Given instruction = Extract every entry word for word.

[Data entries]
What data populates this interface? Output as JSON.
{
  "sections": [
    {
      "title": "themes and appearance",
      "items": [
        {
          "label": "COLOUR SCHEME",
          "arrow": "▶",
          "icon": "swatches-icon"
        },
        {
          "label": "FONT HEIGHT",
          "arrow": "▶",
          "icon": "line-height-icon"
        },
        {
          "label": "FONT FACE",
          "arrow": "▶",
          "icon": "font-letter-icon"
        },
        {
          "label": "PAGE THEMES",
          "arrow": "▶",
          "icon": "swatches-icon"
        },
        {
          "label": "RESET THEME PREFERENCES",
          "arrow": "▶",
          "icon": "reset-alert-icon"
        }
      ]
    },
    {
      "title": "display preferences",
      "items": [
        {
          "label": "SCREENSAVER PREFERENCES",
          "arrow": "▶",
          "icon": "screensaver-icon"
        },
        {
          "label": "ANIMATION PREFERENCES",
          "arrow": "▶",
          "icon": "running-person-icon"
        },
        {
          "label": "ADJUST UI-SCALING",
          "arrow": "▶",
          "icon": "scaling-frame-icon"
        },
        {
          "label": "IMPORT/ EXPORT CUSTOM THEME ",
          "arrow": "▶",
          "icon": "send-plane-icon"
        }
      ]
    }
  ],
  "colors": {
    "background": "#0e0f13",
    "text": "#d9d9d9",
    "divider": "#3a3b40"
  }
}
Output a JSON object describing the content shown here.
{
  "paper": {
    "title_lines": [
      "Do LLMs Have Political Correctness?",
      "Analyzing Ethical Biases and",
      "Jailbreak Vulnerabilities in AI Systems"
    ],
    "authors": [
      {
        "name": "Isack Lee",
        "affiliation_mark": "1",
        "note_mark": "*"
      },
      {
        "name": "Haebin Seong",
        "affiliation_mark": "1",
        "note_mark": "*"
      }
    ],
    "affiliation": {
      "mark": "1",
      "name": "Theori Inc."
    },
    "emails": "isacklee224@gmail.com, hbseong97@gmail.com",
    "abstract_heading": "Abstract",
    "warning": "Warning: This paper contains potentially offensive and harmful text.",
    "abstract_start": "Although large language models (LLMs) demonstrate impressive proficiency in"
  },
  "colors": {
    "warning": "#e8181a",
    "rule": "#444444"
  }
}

Output below =
What data populates this interface? Output as JSON.
{
  "sections": [
    {
      "title": "themes and appearance",
      "items": [
        {
          "label": "COLOUR SCHEME",
          "arrow": "▶",
          "icon": "swatches-icon"
        },
        {
          "label": "FONT HEIGHT",
          "arrow": "▶",
          "icon": "line-height-icon"
        },
        {
          "label": "FONT FACE",
          "arrow": "▶",
          "icon": "font-letter-icon"
        },
        {
          "label": "PAGE THEMES",
          "arrow": "▶",
          "icon": "swatches-icon"
        },
        {
          "label": "RESET THEME PREFERENCES",
          "arrow": "▶",
          "icon": "reset-alert-icon"
        }
      ]
    },
    {
      "title": "display preferences",
      "items": [
        {
          "label": "SCREENSAVER PREFERENCES",
          "arrow": "▶",
          "icon": "screensaver-icon"
        },
        {
          "label": "ANIMATION PREFERENCES",
          "arrow": "▶",
          "icon": "running-person-icon"
        },
        {
          "label": "ADJUST UI-SCALING",
          "arrow": "▶",
          "icon": "scaling-frame-icon"
        },
        {
          "label": "IMPORT/ EXPORT CUSTOM THEME ",
          "arrow": "▶",
          "icon": "send-plane-icon"
        }
      ]
    }
  ],
  "colors": {
    "background": "#0e0f13",
    "text": "#d9d9d9",
    "divider": "#3a3b40"
  }
}
Output a JSON object describing the content shown here.
{
  "paper": {
    "title_lines": [
      "Do LLMs Have Political Correctness?",
      "Analyzing Ethical Biases and",
      "Jailbreak Vulnerabilities in AI Systems"
    ],
    "authors": [
      {
        "name": "Isack Lee",
        "affiliation_mark": "1",
        "note_mark": "*"
      },
      {
        "name": "Haebin Seong",
        "affiliation_mark": "1",
        "note_mark": "*"
      }
    ],
    "affiliation": {
      "mark": "1",
      "name": "Theori Inc."
    },
    "emails": "isacklee224@gmail.com, hbseong97@gmail.com",
    "abstract_heading": "Abstract",
    "warning": "Warning: This paper contains potentially offensive and harmful text.",
    "abstract_start": "Although large language models (LLMs) demonstrate impressive proficiency in"
  },
  "colors": {
    "warning": "#e8181a",
    "rule": "#444444"
  }
}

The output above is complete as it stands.